Dataset entries on figures:
>>

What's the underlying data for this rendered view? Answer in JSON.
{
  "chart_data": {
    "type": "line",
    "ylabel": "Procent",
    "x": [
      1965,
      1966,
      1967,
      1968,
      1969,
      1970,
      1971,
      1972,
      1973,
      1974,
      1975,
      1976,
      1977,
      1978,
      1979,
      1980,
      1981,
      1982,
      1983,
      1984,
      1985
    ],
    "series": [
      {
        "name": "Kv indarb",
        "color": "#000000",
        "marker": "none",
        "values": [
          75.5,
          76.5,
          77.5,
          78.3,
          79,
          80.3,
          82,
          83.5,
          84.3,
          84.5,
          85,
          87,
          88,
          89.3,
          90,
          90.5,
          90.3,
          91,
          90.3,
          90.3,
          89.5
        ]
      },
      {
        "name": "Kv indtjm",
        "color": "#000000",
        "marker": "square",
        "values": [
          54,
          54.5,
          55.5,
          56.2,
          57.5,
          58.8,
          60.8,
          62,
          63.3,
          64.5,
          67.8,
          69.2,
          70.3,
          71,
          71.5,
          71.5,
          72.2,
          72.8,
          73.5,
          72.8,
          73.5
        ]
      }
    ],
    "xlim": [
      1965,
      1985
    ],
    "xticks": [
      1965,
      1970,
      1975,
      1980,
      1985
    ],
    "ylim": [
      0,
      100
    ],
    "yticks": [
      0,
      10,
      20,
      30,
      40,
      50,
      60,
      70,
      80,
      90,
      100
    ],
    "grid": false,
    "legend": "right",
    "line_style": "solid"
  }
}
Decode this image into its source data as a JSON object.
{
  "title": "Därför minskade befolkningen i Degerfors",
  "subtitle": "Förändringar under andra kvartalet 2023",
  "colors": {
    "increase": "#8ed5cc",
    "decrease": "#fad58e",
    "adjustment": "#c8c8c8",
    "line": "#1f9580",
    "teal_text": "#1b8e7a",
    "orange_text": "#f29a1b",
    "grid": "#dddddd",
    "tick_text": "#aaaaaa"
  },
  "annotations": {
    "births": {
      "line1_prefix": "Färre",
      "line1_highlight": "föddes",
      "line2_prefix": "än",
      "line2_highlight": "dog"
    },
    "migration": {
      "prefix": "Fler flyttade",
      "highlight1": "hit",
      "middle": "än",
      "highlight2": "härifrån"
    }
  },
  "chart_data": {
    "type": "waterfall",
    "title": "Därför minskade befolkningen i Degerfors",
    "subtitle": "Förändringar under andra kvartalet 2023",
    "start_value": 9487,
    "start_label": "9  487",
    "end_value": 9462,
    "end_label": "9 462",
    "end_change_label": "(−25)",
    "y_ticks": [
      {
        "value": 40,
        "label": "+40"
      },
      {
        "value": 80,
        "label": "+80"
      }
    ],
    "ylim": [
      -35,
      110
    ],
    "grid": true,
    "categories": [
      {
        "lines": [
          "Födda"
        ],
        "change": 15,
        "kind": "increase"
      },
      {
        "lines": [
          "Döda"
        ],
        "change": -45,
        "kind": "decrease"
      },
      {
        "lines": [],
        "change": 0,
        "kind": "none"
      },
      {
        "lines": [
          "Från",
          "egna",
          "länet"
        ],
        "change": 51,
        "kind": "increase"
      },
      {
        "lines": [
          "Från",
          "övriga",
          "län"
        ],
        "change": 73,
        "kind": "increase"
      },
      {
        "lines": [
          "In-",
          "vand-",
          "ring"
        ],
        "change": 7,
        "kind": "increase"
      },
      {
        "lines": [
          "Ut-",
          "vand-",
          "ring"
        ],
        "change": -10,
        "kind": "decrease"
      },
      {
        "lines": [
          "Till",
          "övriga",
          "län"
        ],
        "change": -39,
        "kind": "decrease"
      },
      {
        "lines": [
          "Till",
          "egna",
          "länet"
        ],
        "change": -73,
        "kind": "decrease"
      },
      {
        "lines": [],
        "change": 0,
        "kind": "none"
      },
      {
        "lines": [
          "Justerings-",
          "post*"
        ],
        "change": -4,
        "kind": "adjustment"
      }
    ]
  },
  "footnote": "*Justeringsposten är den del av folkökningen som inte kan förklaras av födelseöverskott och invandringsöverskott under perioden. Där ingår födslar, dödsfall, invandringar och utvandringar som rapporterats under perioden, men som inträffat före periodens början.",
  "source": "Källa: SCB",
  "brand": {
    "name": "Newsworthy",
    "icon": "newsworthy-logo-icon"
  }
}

<<

**GOAL**
List each line holding the string "minskade".

**THE REPLY**
  "title": "Därför minskade befolkningen i Degerfors",
    "title": "Därför minskade befolkningen i Degerfors",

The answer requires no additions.